- SOURCE EXCERPT -
===============
# What New Armies Would You Like to See?



## murdock129 (Apr 3, 2008)

Now there are plenty of awesome races and armies to choose from in Warhammer but I'm sure there are still other things people would like to see, new races or forces included in the game, be it other species like Gillmen or the Na'vi or something similar, races removed from the game like Chaos Dwarfs, Dogs of War or Kislev, or races only mentioned/only in other games like Araby, the Amazons, Albion or the equivalent of Americans

Personally I'd like to see the Albion Tribes become an army, especially their druids and the Giants of Albion making a return


----------



## mahavira (Jan 10, 2010)

As mentioned on another post "armies of the silk road" I'd like to see Araby, an Indian army (with perhaps an indian themed Daemon expansion), one or more Cathayan armies and a Nippon army. The key question is how would each army truly differ from other armies: not really much point in 'they look interesting but you're actually just playing Bretonnians/warriors of chaos/whatever with different minis'. Unlike 40K I'd actually like to see new armies for fantasy (for 40K I'd rather they did more development on what's there (and got rid of 2 or 3 of the variant space marine chapter codexes, but that's a pet peeve)).


----------



## Yilmar (Sep 12, 2009)

I would love to see Kislev back in the game as an Empire expansion. I say expansion because it really is not an army that can stand on its own two feet. With gryphon legion and winged hussars in there it would give the Empire more attacking cavalry options. Also the inclusion of bears or bear riders would mean the Empire finally has a fear causing monster unit. To top it off the inclusion of ice-magic, though not that strong, would mean some diversity for the battle game.


----------



## Kale Hellas (Aug 26, 2009)

sartosa and barbarians/albion


----------



## neilbatte (Jan 2, 2008)
===============
- WORK INSTRUCTIONS -
1 - In the armies thread, which army does Yilmar want returned to the game as an Empire expansion?
2 - Please list every username that heads a post in the armies thread.
3 - From the armies thread, quote word for word everything from "## Yilmar (Sep" down to "the battle game.".

- DATA EXCERPT -
===============
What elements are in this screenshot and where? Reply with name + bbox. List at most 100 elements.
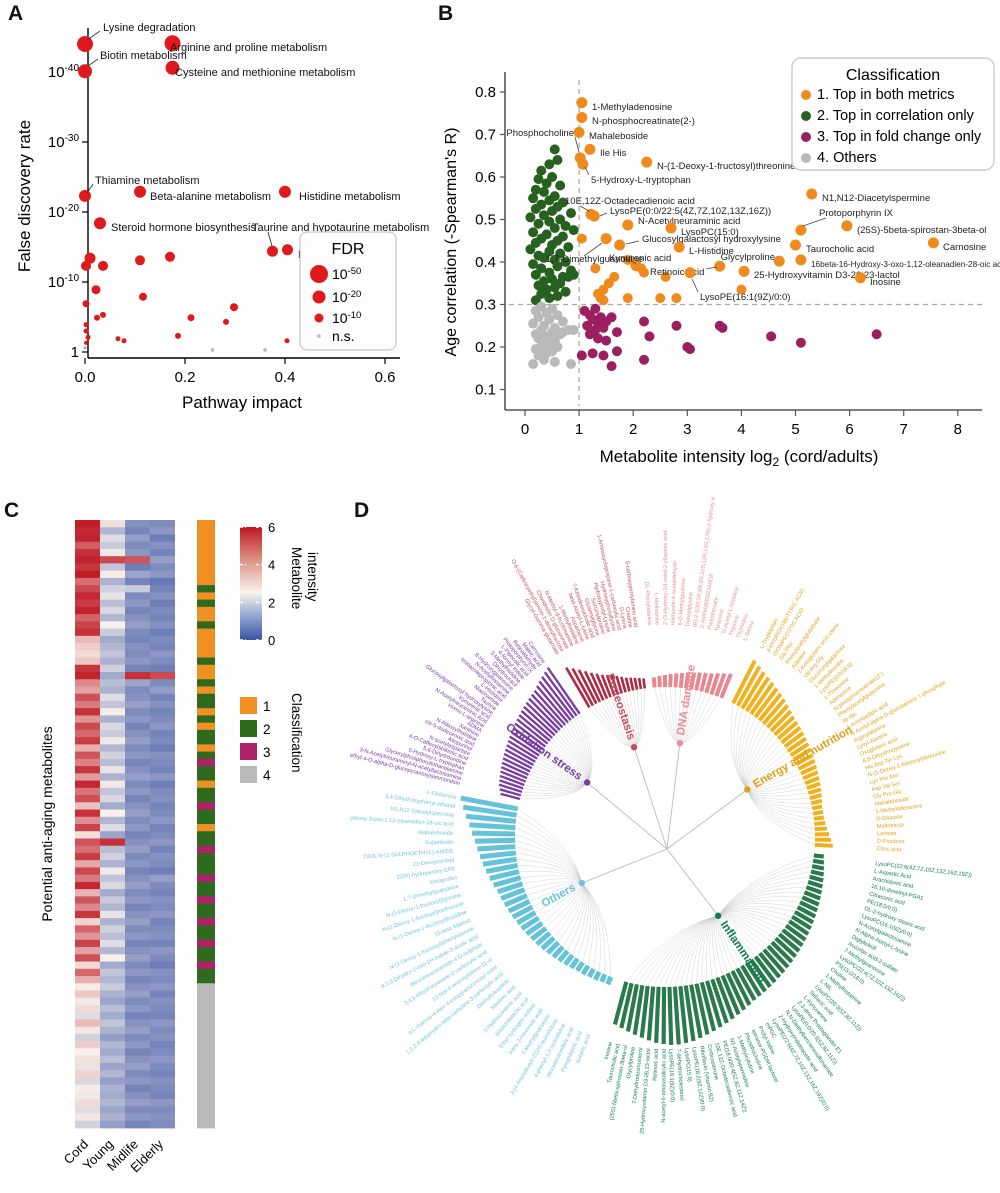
===============
- OUTPUTS -
1 - Kislev

2 - murdock129, mahavira, Yilmar, Kale Hellas, neilbatte

3 -
## Yilmar (Sep 12, 2009)

I would love to see Kislev back in the game as an Empire expansion. I say expansion because it really is not an army that can stand on its own two feet. With gryphon legion and winged hussars in there it would give the Empire more attacking cavalry options. Also the inclusion of bears or bear riders would mean the Empire finally has a fear causing monster unit. To top it off the inclusion of ice-magic, though not that strong, would mean some diversity for the battle game.